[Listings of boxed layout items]
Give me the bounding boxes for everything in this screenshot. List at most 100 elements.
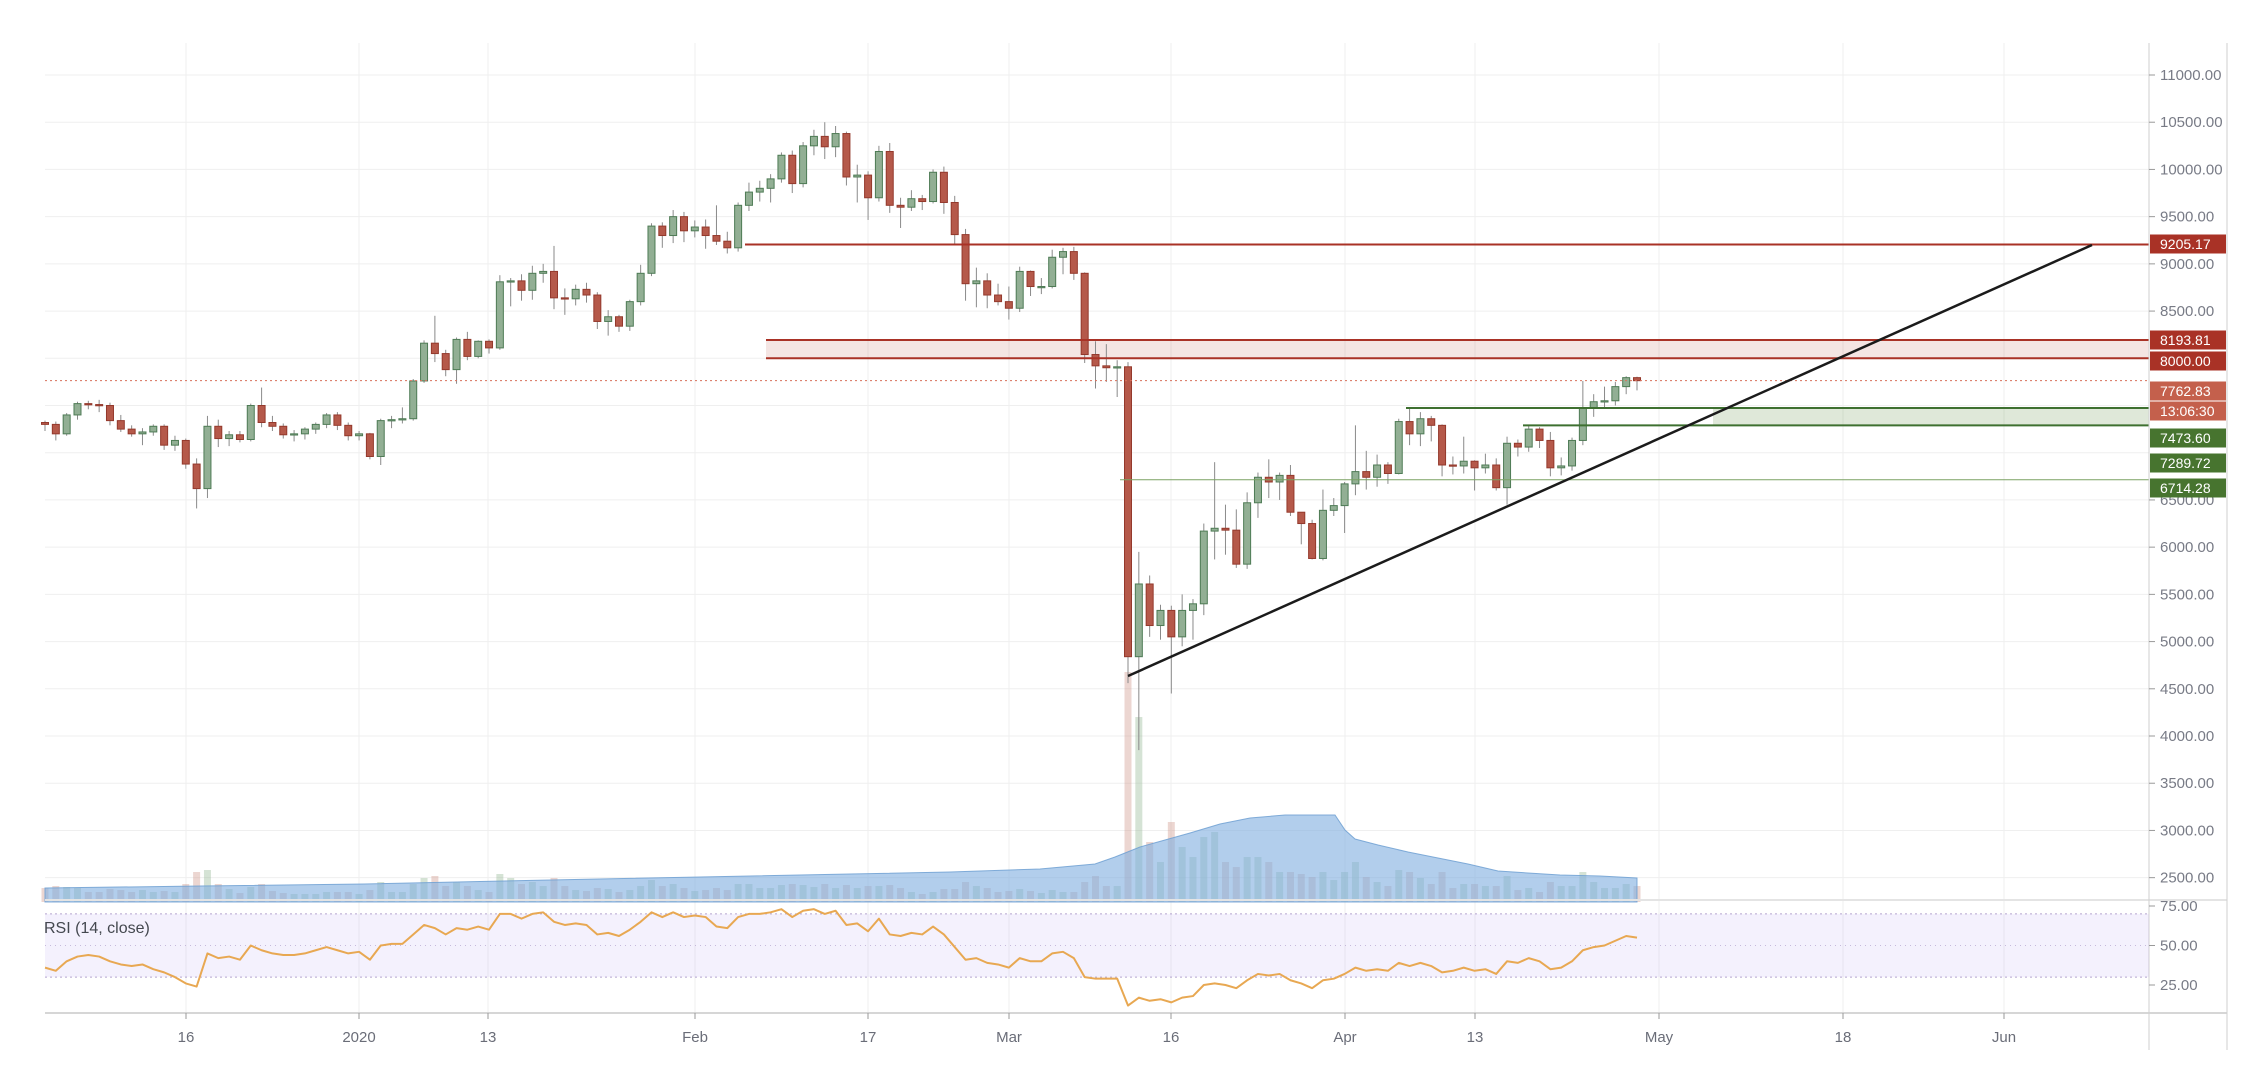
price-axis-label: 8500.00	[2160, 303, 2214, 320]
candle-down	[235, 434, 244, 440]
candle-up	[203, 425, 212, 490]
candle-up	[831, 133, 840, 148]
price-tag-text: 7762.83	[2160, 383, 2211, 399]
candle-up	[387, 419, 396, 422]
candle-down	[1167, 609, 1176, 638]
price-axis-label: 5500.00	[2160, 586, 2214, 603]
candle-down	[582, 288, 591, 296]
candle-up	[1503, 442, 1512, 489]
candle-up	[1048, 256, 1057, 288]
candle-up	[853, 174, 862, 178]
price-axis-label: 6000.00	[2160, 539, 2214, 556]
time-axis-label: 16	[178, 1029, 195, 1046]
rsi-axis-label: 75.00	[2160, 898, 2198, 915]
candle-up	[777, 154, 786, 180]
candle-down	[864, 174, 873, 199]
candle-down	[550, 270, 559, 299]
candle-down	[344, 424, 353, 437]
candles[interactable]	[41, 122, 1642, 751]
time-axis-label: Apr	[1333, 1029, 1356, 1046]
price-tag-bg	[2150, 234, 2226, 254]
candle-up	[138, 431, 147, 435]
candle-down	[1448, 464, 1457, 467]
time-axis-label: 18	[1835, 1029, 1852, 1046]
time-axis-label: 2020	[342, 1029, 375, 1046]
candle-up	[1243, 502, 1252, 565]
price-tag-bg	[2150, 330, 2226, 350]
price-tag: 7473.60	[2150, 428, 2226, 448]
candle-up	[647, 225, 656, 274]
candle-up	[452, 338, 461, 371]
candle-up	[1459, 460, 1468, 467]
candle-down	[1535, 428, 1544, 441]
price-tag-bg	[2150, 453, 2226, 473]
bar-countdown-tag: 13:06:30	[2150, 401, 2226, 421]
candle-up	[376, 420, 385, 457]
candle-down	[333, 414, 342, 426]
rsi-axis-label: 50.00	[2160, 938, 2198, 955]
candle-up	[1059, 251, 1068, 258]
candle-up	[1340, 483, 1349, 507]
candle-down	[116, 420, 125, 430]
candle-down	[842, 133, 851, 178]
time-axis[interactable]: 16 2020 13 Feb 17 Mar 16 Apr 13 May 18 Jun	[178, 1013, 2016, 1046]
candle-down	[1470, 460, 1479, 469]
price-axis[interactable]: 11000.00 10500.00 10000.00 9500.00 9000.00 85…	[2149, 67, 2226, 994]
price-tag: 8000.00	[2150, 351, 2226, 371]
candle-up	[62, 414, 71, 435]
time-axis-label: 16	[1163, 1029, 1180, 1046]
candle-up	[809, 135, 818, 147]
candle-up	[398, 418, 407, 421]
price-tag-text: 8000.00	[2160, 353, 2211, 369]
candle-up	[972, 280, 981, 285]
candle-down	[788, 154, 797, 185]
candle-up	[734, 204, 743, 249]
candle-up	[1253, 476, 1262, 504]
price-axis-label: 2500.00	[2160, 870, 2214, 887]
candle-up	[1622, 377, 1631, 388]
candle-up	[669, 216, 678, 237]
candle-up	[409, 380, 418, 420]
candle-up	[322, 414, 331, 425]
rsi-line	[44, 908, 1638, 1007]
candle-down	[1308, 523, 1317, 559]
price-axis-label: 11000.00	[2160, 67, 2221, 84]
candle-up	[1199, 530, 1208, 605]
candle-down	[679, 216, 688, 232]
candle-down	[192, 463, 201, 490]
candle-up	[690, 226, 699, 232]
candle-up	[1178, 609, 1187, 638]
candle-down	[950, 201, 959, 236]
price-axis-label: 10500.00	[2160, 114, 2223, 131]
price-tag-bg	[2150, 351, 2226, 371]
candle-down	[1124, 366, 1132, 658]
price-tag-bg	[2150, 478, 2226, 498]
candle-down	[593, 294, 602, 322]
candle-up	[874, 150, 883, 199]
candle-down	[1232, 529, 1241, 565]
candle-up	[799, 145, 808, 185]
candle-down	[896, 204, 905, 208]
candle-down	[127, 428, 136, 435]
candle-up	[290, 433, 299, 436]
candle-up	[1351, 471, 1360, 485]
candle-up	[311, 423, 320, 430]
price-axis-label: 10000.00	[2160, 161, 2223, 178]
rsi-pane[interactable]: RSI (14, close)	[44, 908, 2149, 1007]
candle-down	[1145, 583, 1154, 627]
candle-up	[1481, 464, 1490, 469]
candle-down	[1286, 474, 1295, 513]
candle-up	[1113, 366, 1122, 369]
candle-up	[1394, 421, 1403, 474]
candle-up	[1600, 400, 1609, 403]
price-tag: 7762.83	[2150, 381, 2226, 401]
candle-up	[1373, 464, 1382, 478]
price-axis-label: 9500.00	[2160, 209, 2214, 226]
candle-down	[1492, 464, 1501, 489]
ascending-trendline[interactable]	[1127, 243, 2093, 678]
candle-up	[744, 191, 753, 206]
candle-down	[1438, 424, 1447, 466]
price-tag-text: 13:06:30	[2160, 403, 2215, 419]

* [Given request]: Copy out every line of the material above word for word, leaving out the pictures.

* [Response to this exercise]:
Give me the bounding boxes for everything in this screenshot. List at most 100 elements.
price-axis-label: 8500.00	[2160, 303, 2214, 320]
candle-down	[235, 434, 244, 440]
candle-up	[203, 425, 212, 490]
candle-up	[831, 133, 840, 148]
price-tag-text: 7762.83	[2160, 383, 2211, 399]
candle-up	[387, 419, 396, 422]
candle-down	[1167, 609, 1176, 638]
price-axis-label: 5500.00	[2160, 586, 2214, 603]
candle-down	[582, 288, 591, 296]
candle-up	[1503, 442, 1512, 489]
candle-up	[1048, 256, 1057, 288]
candle-up	[853, 174, 862, 178]
price-axis-label: 6000.00	[2160, 539, 2214, 556]
time-axis-label: 16	[178, 1029, 195, 1046]
rsi-axis-label: 75.00	[2160, 898, 2198, 915]
candle-up	[777, 154, 786, 180]
candle-down	[864, 174, 873, 199]
candle-down	[550, 270, 559, 299]
candle-down	[344, 424, 353, 437]
candles[interactable]	[41, 122, 1642, 751]
time-axis-label: Apr	[1333, 1029, 1356, 1046]
price-tag-bg	[2150, 234, 2226, 254]
candle-up	[138, 431, 147, 435]
candle-down	[1448, 464, 1457, 467]
time-axis-label: 18	[1835, 1029, 1852, 1046]
time-axis-label: 2020	[342, 1029, 375, 1046]
candle-up	[1243, 502, 1252, 565]
price-tag-bg	[2150, 330, 2226, 350]
price-tag: 7473.60	[2150, 428, 2226, 448]
candle-up	[647, 225, 656, 274]
candle-up	[452, 338, 461, 371]
candle-up	[1459, 460, 1468, 467]
candle-down	[1535, 428, 1544, 441]
price-tag-bg	[2150, 453, 2226, 473]
bar-countdown-tag: 13:06:30	[2150, 401, 2226, 421]
candle-up	[376, 420, 385, 457]
candle-down	[333, 414, 342, 426]
rsi-axis-label: 50.00	[2160, 938, 2198, 955]
candle-up	[1059, 251, 1068, 258]
candle-up	[1340, 483, 1349, 507]
candle-down	[116, 420, 125, 430]
candle-down	[842, 133, 851, 178]
time-axis[interactable]: 16 2020 13 Feb 17 Mar 16 Apr 13 May 18 Jun	[178, 1013, 2016, 1046]
candle-down	[1470, 460, 1479, 469]
price-axis[interactable]: 11000.00 10500.00 10000.00 9500.00 9000.00 85…	[2149, 67, 2226, 994]
price-tag: 8000.00	[2150, 351, 2226, 371]
candle-up	[62, 414, 71, 435]
time-axis-label: 16	[1163, 1029, 1180, 1046]
candle-up	[809, 135, 818, 147]
candle-up	[398, 418, 407, 421]
price-tag-text: 8000.00	[2160, 353, 2211, 369]
candle-up	[972, 280, 981, 285]
candle-down	[788, 154, 797, 185]
candle-up	[734, 204, 743, 249]
candle-up	[1253, 476, 1262, 504]
price-axis-label: 2500.00	[2160, 870, 2214, 887]
candle-up	[1622, 377, 1631, 388]
candle-up	[669, 216, 678, 237]
candle-up	[409, 380, 418, 420]
candle-up	[322, 414, 331, 425]
rsi-line	[44, 908, 1638, 1007]
candle-down	[1308, 523, 1317, 559]
price-axis-label: 11000.00	[2160, 67, 2221, 84]
candle-up	[1199, 530, 1208, 605]
candle-down	[679, 216, 688, 232]
candle-down	[192, 463, 201, 490]
candle-up	[690, 226, 699, 232]
candle-up	[1178, 609, 1187, 638]
candle-down	[950, 201, 959, 236]
price-axis-label: 10500.00	[2160, 114, 2223, 131]
price-tag-bg	[2150, 351, 2226, 371]
candle-down	[1124, 366, 1132, 658]
price-tag-bg	[2150, 478, 2226, 498]
candle-down	[593, 294, 602, 322]
candle-up	[874, 150, 883, 199]
candle-down	[1232, 529, 1241, 565]
candle-up	[799, 145, 808, 185]
candle-down	[896, 204, 905, 208]
candle-down	[127, 428, 136, 435]
candle-up	[290, 433, 299, 436]
candle-up	[1351, 471, 1360, 485]
candle-up	[311, 423, 320, 430]
price-axis-label: 10000.00	[2160, 161, 2223, 178]
rsi-pane[interactable]: RSI (14, close)	[44, 908, 2149, 1007]
candle-down	[1145, 583, 1154, 627]
candle-up	[1481, 464, 1490, 469]
candle-down	[1286, 474, 1295, 513]
candle-up	[1113, 366, 1122, 369]
candle-up	[1394, 421, 1403, 474]
candle-up	[1600, 400, 1609, 403]
price-tag: 7762.83	[2150, 381, 2226, 401]
candle-up	[1373, 464, 1382, 478]
price-axis-label: 9500.00	[2160, 209, 2214, 226]
candle-down	[1492, 464, 1501, 489]
ascending-trendline[interactable]	[1127, 243, 2093, 678]
candle-up	[744, 191, 753, 206]
candle-down	[1438, 424, 1447, 466]
price-tag-text: 13:06:30	[2160, 403, 2215, 419]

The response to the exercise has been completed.